**Records to use**
— BEGIN —

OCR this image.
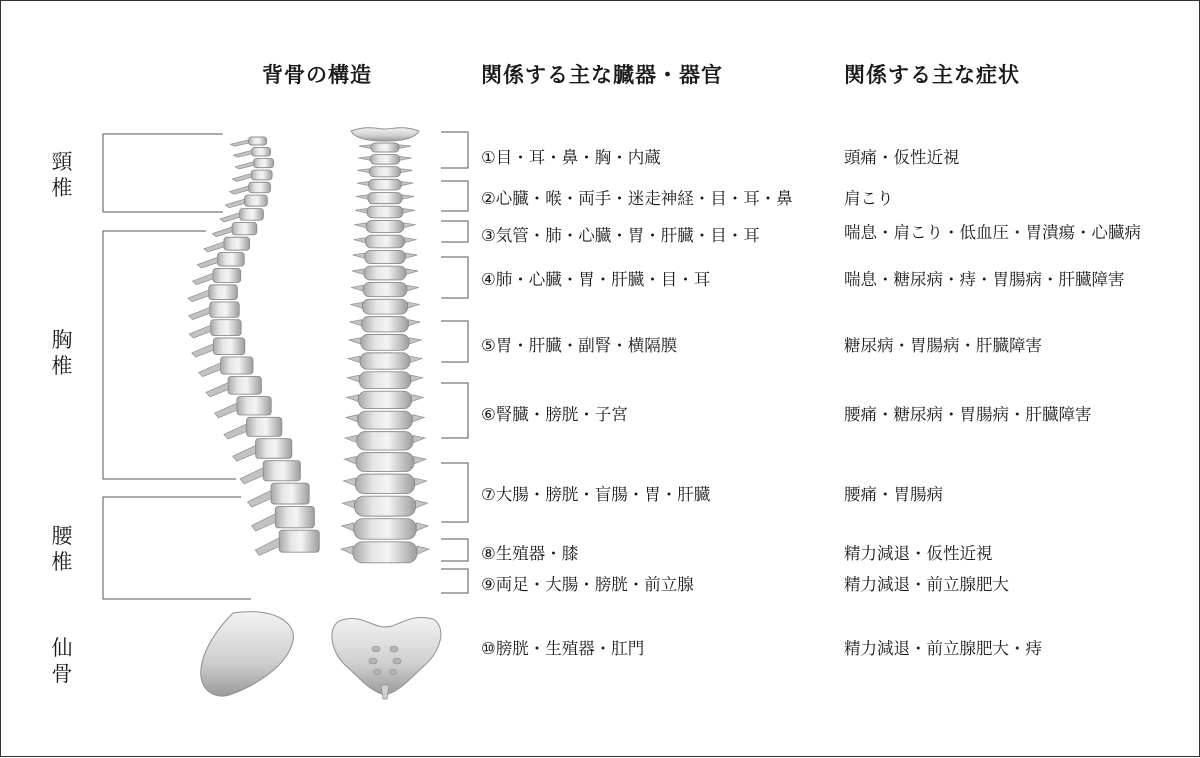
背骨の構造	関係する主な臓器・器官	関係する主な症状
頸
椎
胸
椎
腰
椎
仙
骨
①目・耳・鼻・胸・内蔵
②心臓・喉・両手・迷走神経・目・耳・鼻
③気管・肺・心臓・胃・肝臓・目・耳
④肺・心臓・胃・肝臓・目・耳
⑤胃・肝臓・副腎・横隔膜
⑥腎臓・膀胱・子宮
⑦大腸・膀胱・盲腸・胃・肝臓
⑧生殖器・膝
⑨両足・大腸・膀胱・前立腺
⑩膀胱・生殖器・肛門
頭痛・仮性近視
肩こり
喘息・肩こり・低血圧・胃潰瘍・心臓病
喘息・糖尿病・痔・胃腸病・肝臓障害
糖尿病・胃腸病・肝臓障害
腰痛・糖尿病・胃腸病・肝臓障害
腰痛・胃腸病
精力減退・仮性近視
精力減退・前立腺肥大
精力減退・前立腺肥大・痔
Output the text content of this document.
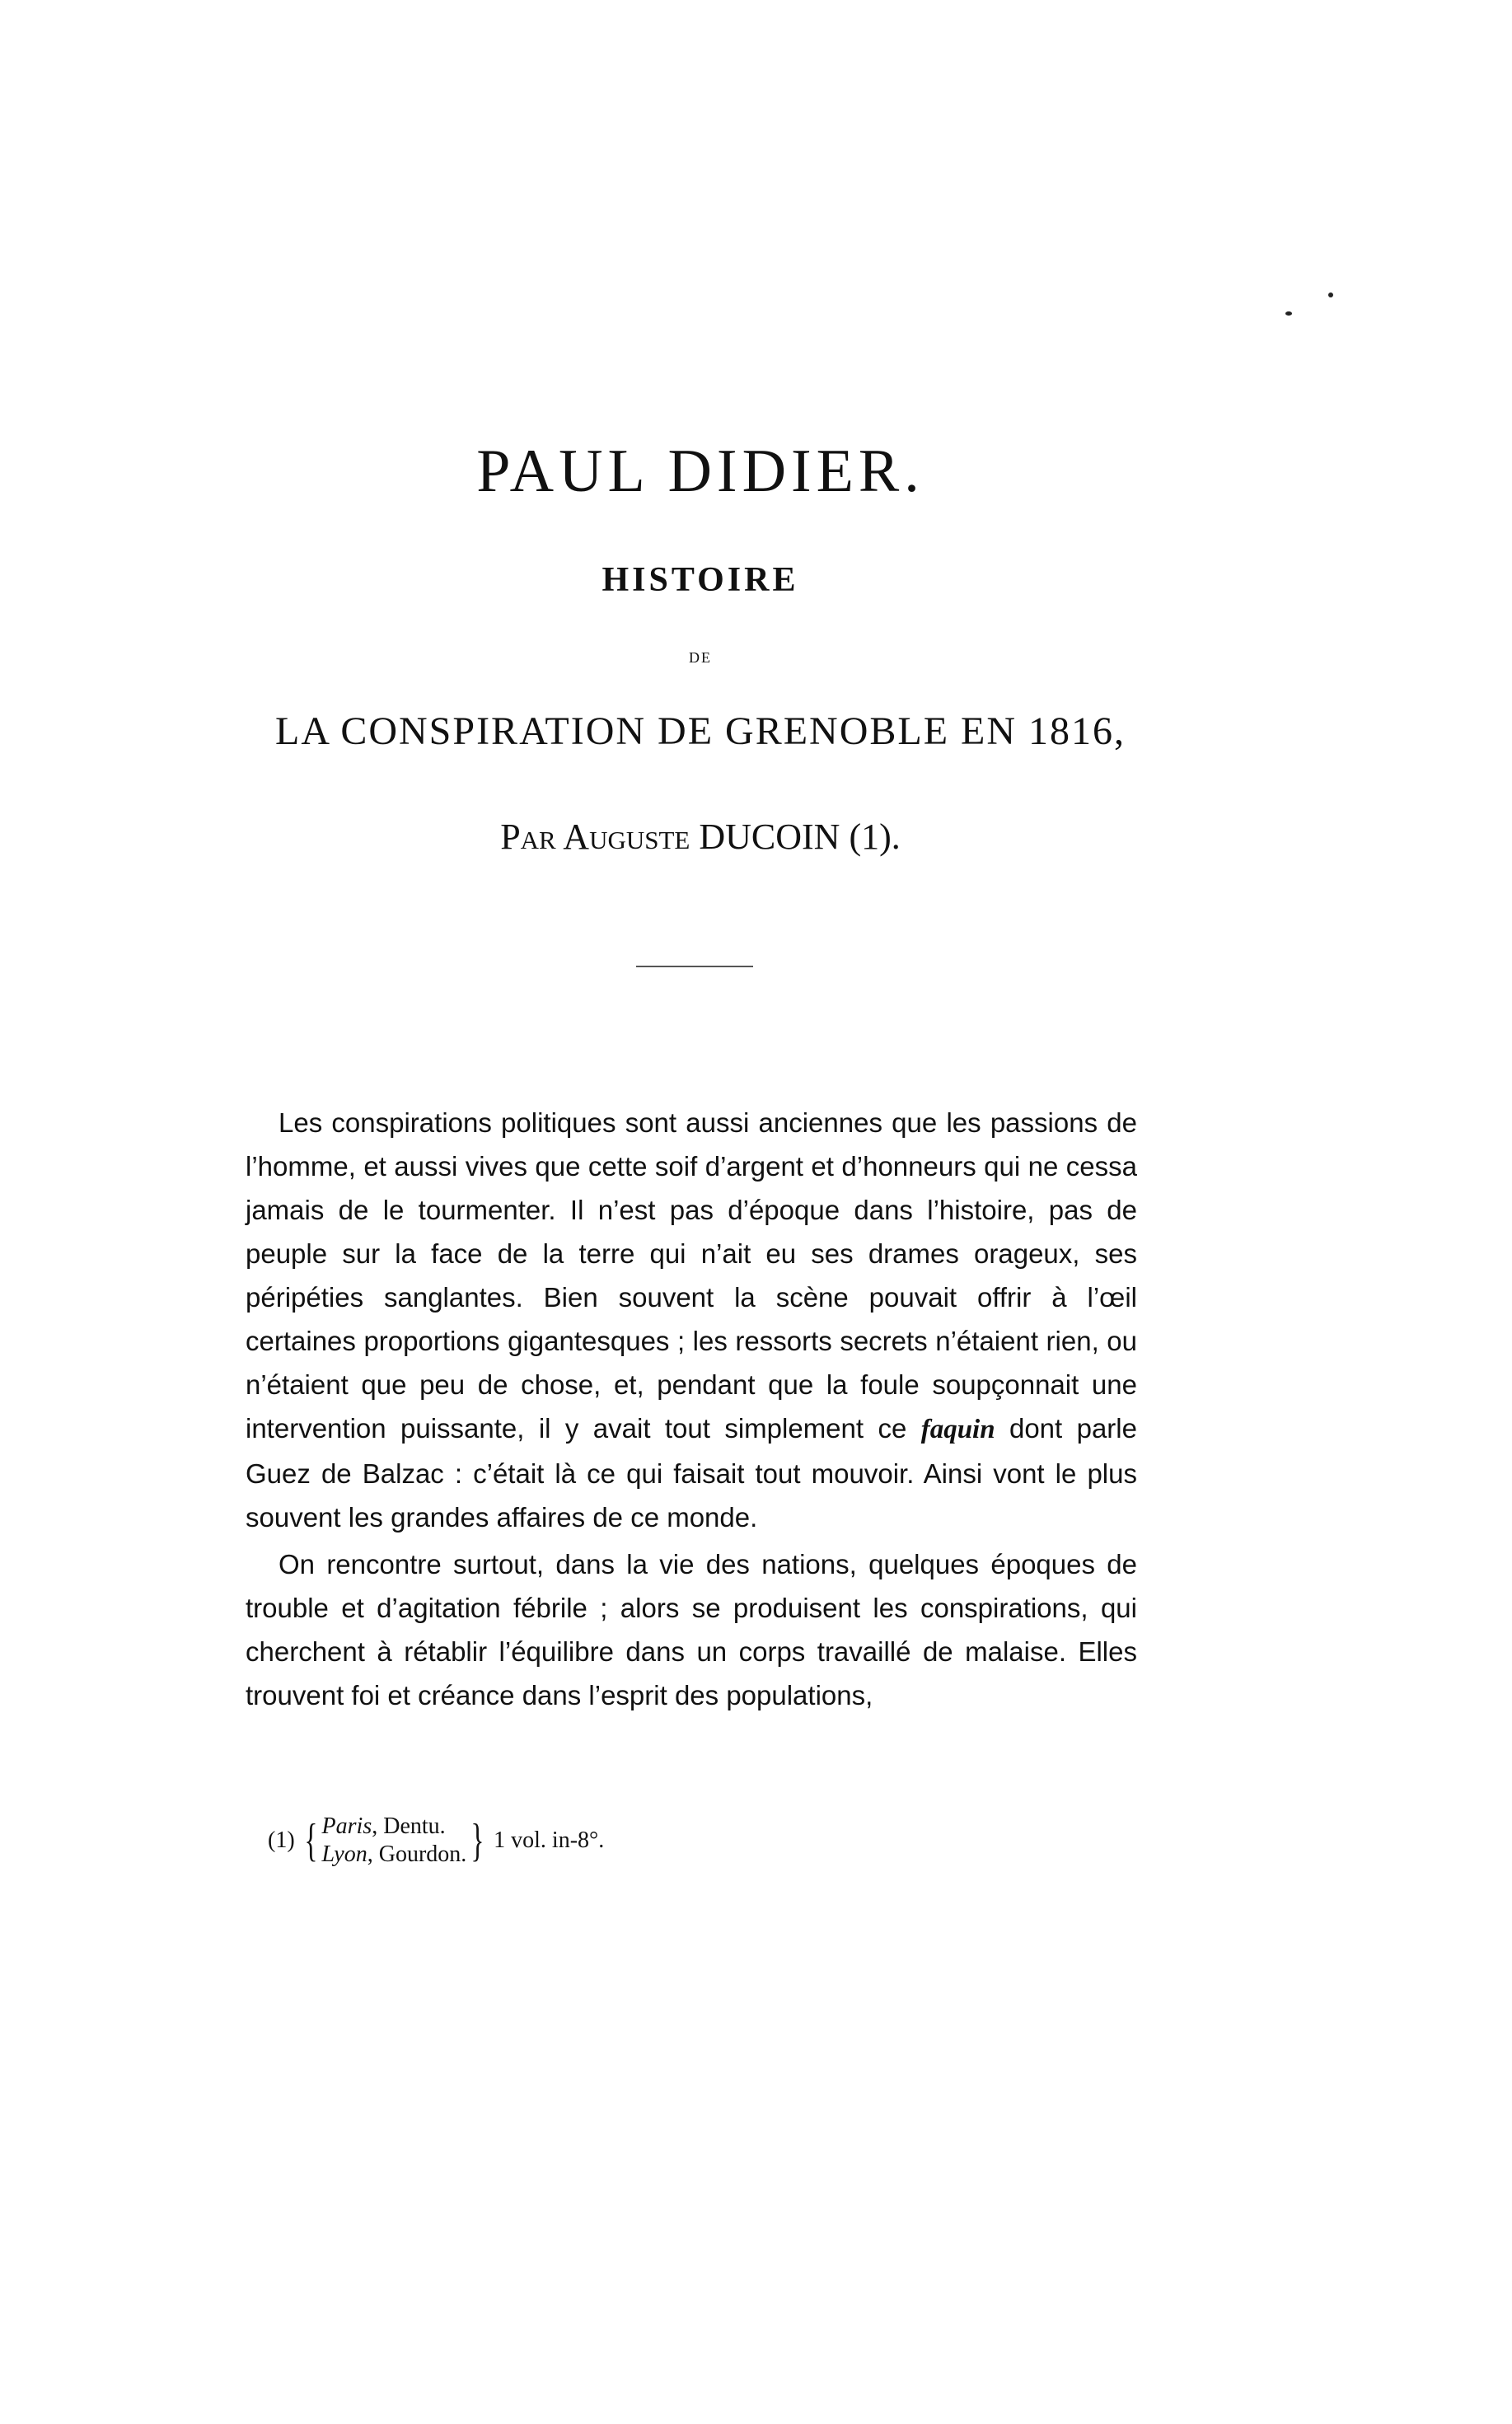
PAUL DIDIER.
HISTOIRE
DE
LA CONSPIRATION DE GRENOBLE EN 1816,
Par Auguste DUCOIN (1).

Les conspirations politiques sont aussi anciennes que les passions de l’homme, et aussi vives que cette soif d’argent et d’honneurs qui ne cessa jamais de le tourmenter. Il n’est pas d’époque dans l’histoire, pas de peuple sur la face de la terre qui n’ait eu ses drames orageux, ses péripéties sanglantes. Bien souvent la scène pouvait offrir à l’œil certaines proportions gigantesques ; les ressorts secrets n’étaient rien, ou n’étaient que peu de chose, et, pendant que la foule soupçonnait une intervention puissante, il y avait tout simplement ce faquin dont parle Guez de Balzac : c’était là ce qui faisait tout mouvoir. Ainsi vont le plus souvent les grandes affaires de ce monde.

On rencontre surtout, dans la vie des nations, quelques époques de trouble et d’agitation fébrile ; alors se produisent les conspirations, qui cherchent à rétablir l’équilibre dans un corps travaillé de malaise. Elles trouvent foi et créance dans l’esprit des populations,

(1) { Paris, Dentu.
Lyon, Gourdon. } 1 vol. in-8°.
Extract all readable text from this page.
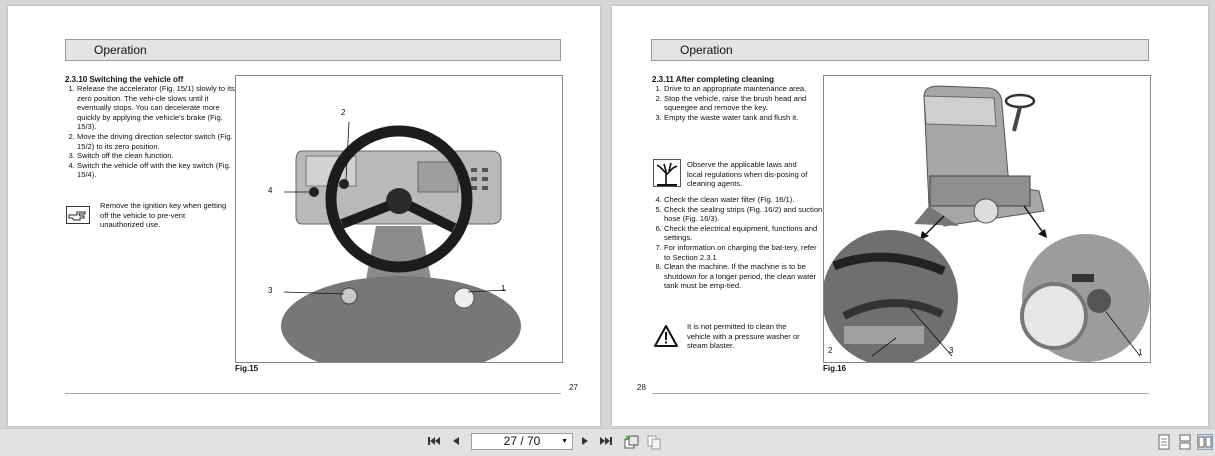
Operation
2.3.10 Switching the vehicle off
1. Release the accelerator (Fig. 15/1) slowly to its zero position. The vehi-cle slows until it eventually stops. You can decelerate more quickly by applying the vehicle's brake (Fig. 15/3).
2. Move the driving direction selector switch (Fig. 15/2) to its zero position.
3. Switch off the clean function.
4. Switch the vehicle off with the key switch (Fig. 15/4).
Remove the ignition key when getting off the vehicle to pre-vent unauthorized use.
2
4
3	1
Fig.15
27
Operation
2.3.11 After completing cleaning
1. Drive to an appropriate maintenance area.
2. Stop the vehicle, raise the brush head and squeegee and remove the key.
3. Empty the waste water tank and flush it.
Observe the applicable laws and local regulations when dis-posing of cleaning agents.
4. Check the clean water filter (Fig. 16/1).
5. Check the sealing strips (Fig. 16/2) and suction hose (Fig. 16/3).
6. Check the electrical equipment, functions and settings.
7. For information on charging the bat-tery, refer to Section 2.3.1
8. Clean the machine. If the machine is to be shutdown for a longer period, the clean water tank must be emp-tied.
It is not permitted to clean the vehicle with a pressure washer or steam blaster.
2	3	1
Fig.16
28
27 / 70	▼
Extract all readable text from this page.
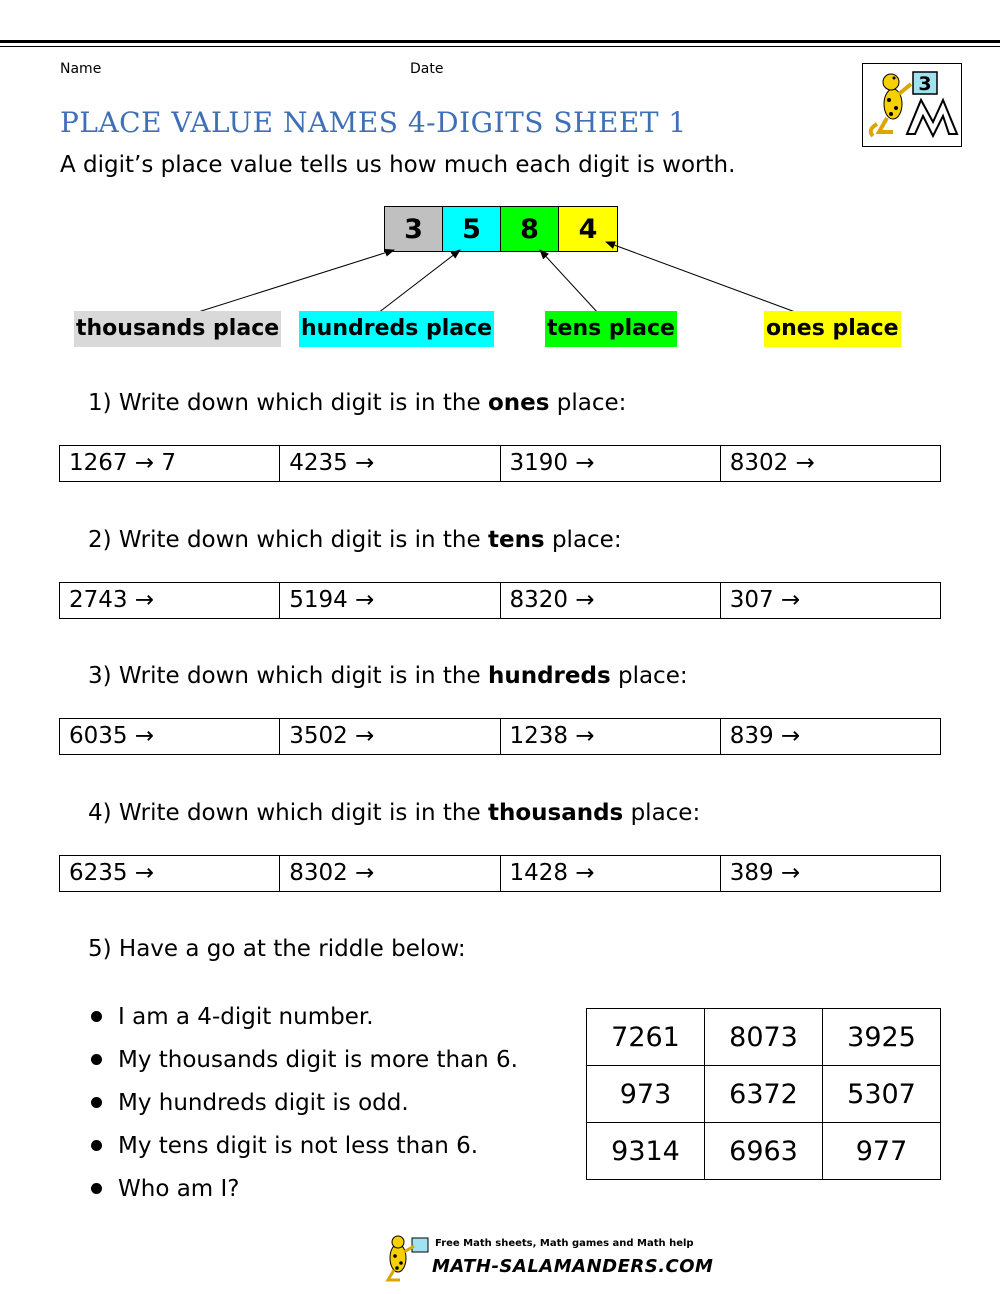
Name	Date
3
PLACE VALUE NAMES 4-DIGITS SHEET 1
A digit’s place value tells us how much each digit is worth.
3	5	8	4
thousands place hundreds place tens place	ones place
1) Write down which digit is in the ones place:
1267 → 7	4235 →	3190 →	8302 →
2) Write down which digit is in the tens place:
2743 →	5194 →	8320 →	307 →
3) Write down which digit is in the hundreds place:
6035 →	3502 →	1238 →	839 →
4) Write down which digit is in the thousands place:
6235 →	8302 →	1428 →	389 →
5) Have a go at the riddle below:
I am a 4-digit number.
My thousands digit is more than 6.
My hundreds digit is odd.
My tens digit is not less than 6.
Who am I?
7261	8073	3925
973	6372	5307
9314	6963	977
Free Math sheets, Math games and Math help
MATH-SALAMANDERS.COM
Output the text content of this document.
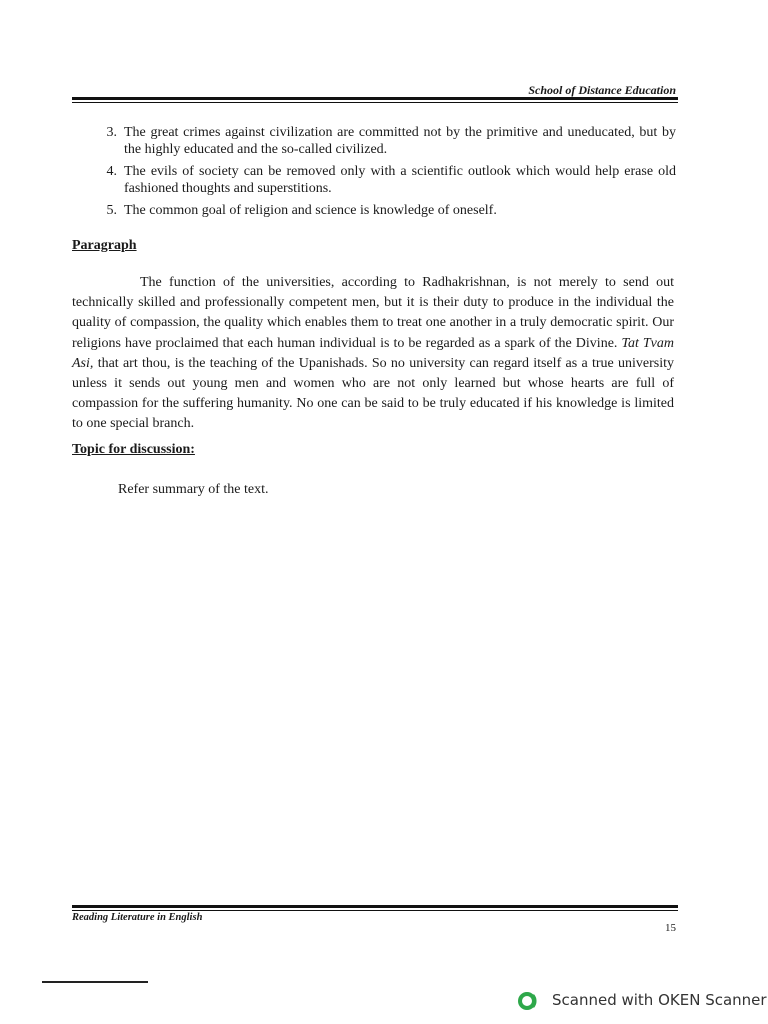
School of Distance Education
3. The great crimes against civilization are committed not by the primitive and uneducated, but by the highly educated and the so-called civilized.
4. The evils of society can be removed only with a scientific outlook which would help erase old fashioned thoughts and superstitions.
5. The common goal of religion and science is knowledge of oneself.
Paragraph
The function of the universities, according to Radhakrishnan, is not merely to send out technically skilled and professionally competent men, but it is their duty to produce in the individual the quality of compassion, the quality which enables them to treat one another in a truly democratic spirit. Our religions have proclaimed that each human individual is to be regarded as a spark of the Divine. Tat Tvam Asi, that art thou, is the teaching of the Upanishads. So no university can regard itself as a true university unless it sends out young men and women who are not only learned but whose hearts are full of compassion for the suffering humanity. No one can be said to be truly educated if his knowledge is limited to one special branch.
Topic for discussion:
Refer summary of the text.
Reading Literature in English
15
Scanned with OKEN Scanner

— END —

**Exercise prompt**
Collect each line of the entries that has the word "knowledge", copying it in full.

**Result below**
5. The common goal of religion and science is knowledge of oneself.
The function of the universities, according to Radhakrishnan, is not merely to send out technically skilled and professionally competent men, but it is their duty to produce in the individual the quality of compassion, the quality which enables them to treat one another in a truly democratic spirit. Our religions have proclaimed that each human individual is to be regarded as a spark of the Divine. Tat Tvam Asi, that art thou, is the teaching of the Upanishads. So no university can regard itself as a true university unless it sends out young men and women who are not only learned but whose hearts are full of compassion for the suffering humanity. No one can be said to be truly educated if his knowledge is limited to one special branch.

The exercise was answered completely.